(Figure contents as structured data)
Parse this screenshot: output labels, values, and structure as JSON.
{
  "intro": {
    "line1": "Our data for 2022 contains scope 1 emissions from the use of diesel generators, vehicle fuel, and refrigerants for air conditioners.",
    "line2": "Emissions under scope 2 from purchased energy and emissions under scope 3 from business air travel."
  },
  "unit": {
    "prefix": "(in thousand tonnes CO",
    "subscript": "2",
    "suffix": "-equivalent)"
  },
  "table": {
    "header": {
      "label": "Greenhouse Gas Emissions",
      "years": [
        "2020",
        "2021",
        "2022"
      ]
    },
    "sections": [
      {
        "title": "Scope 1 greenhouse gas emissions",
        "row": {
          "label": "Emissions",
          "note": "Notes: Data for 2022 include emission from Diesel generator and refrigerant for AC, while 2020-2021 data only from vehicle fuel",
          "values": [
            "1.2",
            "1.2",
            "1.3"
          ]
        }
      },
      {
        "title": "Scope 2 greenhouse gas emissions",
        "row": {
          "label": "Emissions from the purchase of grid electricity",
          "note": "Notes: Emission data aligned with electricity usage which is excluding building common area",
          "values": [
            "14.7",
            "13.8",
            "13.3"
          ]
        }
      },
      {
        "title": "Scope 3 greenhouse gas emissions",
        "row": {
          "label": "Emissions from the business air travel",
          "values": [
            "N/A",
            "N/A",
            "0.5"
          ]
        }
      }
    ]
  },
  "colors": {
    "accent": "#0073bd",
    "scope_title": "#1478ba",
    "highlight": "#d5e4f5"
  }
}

# [GIVEN INSTRUCTION]
How many lines in the listing above contain "from"? Answer with the number alone.

# [EXPECTED ANSWER]
5